● WRITTEN EXERCISE
Exactly reproduce the lines that follow.

------------------------------------------------------------------------

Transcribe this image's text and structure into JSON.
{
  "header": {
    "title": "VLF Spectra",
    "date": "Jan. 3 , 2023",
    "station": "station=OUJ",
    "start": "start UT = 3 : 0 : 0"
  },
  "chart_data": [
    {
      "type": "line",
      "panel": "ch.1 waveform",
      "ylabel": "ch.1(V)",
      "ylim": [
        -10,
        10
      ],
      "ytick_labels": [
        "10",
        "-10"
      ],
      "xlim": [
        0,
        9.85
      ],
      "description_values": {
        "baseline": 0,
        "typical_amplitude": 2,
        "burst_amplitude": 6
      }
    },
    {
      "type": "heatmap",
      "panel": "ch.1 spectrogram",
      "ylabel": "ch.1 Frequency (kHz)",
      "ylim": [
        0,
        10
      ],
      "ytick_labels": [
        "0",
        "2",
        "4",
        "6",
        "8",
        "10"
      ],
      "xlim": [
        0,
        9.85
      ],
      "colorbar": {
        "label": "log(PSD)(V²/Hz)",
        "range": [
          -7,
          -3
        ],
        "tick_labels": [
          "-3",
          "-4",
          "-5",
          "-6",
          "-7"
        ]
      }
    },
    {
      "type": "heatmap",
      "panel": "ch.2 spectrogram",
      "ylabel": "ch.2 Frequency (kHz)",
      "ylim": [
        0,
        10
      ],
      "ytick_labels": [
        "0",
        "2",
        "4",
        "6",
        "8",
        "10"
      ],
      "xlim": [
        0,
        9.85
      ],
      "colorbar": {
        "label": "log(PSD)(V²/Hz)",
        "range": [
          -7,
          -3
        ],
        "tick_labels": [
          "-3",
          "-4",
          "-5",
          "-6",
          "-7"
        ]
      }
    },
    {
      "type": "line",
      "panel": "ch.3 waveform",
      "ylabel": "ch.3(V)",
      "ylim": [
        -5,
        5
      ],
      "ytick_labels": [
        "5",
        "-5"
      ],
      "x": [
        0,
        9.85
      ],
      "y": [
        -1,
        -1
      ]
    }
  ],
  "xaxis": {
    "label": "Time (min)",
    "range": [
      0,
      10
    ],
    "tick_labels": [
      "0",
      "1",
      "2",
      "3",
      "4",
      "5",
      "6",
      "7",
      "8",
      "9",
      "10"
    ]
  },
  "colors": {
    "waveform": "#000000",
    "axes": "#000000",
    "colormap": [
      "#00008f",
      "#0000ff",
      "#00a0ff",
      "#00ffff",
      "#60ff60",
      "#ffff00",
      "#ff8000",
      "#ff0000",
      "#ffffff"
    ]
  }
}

------------------------------------------------------------------------

● COMPLETED TASK
Transcribe this image's text and structure into JSON.
{
  "header": {
    "title": "VLF Spectra",
    "date": "Jan. 3 , 2023",
    "station": "station=OUJ",
    "start": "start UT = 3 : 0 : 0"
  },
  "chart_data": [
    {
      "type": "line",
      "panel": "ch.1 waveform",
      "ylabel": "ch.1(V)",
      "ylim": [
        -10,
        10
      ],
      "ytick_labels": [
        "10",
        "-10"
      ],
      "xlim": [
        0,
        9.85
      ],
      "description_values": {
        "baseline": 0,
        "typical_amplitude": 2,
        "burst_amplitude": 6
      }
    },
    {
      "type": "heatmap",
      "panel": "ch.1 spectrogram",
      "ylabel": "ch.1 Frequency (kHz)",
      "ylim": [
        0,
        10
      ],
      "ytick_labels": [
        "0",
        "2",
        "4",
        "6",
        "8",
        "10"
      ],
      "xlim": [
        0,
        9.85
      ],
      "colorbar": {
        "label": "log(PSD)(V²/Hz)",
        "range": [
          -7,
          -3
        ],
        "tick_labels": [
          "-3",
          "-4",
          "-5",
          "-6",
          "-7"
        ]
      }
    },
    {
      "type": "heatmap",
      "panel": "ch.2 spectrogram",
      "ylabel": "ch.2 Frequency (kHz)",
      "ylim": [
        0,
        10
      ],
      "ytick_labels": [
        "0",
        "2",
        "4",
        "6",
        "8",
        "10"
      ],
      "xlim": [
        0,
        9.85
      ],
      "colorbar": {
        "label": "log(PSD)(V²/Hz)",
        "range": [
          -7,
          -3
        ],
        "tick_labels": [
          "-3",
          "-4",
          "-5",
          "-6",
          "-7"
        ]
      }
    },
    {
      "type": "line",
      "panel": "ch.3 waveform",
      "ylabel": "ch.3(V)",
      "ylim": [
        -5,
        5
      ],
      "ytick_labels": [
        "5",
        "-5"
      ],
      "x": [
        0,
        9.85
      ],
      "y": [
        -1,
        -1
      ]
    }
  ],
  "xaxis": {
    "label": "Time (min)",
    "range": [
      0,
      10
    ],
    "tick_labels": [
      "0",
      "1",
      "2",
      "3",
      "4",
      "5",
      "6",
      "7",
      "8",
      "9",
      "10"
    ]
  },
  "colors": {
    "waveform": "#000000",
    "axes": "#000000",
    "colormap": [
      "#00008f",
      "#0000ff",
      "#00a0ff",
      "#00ffff",
      "#60ff60",
      "#ffff00",
      "#ff8000",
      "#ff0000",
      "#ffffff"
    ]
  }
}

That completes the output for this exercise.